Stored rows:
..........

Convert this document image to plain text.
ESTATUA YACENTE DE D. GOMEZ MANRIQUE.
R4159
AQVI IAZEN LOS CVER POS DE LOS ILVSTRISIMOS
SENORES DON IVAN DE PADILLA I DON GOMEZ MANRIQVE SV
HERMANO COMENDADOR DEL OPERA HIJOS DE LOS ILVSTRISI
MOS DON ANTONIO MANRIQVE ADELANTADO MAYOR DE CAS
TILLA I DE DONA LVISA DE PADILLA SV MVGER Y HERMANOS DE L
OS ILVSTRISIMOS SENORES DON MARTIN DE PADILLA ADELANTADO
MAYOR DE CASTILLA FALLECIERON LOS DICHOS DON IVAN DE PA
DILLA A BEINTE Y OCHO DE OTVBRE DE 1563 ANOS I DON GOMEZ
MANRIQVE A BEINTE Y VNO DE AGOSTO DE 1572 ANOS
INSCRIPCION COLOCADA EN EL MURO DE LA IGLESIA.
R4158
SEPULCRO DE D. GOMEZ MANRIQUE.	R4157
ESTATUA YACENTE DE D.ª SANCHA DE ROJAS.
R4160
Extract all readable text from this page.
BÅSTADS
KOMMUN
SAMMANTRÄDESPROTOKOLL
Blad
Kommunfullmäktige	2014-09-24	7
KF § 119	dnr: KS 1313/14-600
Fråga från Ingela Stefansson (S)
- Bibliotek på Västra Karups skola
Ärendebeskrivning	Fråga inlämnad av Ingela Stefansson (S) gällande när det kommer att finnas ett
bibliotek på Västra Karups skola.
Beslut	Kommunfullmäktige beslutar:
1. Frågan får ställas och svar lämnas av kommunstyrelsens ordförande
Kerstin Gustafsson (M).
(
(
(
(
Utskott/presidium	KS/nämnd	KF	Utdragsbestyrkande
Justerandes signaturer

..........

Scan the listing above for the word "IVAN" and show each line where it is found.

SENORES DON IVAN DE PADILLA I DON GOMEZ MANRIQVE SV
MAYOR DE CASTILLA FALLECIERON LOS DICHOS DON IVAN DE PA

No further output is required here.